■ **Given request**: Identify each line below containing the string "name" and copy it.

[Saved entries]
-------------------------
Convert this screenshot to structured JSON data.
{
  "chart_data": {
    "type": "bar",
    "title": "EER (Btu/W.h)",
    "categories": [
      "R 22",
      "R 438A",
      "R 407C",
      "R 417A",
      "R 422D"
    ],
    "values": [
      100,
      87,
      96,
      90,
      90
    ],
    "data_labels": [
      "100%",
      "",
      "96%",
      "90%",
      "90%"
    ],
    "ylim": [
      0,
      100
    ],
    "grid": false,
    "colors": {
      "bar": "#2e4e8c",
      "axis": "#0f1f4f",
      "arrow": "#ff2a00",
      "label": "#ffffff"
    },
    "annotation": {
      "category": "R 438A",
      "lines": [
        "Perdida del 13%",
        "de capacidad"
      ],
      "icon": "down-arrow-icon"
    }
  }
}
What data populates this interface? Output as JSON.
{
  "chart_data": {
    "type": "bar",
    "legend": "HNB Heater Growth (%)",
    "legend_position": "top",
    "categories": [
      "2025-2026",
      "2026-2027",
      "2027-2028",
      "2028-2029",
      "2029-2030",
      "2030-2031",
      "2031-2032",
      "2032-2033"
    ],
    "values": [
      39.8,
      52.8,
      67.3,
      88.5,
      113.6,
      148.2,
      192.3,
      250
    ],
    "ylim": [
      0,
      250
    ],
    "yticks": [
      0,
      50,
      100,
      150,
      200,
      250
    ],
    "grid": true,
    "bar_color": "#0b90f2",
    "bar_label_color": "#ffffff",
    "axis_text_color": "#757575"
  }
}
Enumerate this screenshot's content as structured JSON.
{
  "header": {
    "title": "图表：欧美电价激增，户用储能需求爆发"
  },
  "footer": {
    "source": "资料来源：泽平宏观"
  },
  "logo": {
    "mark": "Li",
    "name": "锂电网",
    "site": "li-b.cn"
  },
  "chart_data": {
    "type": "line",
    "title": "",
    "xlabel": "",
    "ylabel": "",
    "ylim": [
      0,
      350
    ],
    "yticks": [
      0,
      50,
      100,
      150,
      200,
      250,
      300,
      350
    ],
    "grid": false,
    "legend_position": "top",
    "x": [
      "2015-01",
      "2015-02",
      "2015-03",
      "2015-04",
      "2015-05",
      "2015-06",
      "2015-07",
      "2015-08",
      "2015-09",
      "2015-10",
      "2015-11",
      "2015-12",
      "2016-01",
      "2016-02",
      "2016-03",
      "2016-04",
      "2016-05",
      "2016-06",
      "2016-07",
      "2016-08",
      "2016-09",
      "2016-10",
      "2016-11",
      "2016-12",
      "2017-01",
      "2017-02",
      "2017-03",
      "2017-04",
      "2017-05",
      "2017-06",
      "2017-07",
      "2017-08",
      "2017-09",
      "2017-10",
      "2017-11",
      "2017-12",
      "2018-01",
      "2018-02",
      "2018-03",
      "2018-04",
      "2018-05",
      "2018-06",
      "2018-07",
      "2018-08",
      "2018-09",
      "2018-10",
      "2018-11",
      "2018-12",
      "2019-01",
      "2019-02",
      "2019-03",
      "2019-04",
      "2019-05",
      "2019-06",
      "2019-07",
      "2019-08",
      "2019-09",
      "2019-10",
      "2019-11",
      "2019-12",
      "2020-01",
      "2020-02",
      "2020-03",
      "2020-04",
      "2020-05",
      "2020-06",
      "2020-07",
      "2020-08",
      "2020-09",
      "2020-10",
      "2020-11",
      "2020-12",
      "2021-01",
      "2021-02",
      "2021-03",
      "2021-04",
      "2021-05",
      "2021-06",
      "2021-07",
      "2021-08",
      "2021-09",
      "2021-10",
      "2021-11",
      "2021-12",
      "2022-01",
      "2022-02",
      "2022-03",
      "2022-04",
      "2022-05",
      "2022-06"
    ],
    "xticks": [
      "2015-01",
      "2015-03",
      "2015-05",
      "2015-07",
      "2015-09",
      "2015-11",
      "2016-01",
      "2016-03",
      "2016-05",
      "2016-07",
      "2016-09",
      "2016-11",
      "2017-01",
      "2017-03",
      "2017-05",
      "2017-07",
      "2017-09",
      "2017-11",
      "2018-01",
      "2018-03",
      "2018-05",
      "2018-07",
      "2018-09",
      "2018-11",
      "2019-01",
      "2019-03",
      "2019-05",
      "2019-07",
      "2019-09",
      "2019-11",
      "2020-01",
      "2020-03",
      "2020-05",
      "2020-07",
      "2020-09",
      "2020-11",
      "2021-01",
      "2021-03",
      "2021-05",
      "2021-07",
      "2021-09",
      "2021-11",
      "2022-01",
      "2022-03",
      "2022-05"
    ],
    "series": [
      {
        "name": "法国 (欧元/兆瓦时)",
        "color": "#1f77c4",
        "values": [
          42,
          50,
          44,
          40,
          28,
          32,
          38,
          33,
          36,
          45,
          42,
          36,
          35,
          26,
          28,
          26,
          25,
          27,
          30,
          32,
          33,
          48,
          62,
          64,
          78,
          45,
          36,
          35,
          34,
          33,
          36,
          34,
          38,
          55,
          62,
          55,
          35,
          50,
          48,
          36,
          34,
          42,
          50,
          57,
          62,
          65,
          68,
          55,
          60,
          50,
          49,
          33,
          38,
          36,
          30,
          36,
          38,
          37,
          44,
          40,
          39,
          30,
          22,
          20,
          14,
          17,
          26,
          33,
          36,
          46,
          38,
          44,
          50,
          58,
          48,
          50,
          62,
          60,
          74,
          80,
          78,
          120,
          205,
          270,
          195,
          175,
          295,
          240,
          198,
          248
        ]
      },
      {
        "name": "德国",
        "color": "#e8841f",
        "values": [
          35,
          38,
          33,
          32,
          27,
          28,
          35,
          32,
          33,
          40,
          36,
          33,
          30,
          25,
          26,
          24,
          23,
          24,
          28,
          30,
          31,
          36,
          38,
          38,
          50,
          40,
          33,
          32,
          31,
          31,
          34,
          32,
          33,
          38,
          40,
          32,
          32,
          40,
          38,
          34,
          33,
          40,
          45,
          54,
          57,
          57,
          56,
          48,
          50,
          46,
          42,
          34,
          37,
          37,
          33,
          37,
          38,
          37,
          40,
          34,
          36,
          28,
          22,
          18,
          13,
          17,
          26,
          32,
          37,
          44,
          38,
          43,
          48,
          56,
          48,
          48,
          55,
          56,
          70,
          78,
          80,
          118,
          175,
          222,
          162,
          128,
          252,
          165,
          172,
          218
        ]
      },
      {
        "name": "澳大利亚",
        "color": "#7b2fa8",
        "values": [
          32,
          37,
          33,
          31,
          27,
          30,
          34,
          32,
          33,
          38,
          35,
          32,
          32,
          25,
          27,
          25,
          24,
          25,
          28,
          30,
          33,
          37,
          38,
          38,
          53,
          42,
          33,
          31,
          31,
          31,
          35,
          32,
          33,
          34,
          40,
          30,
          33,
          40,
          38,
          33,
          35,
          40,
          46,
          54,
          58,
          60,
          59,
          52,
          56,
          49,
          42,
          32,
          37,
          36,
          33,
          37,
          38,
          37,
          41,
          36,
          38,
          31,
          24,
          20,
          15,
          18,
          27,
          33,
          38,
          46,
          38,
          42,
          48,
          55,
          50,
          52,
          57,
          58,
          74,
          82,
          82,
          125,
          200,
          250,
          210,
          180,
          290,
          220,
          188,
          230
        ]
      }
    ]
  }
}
-------------------------
■ **Worked solution**:
    "name": "锂电网",
        "name": "法国 (欧元/兆瓦时)",
        "name": "德国",
        "name": "澳大利亚",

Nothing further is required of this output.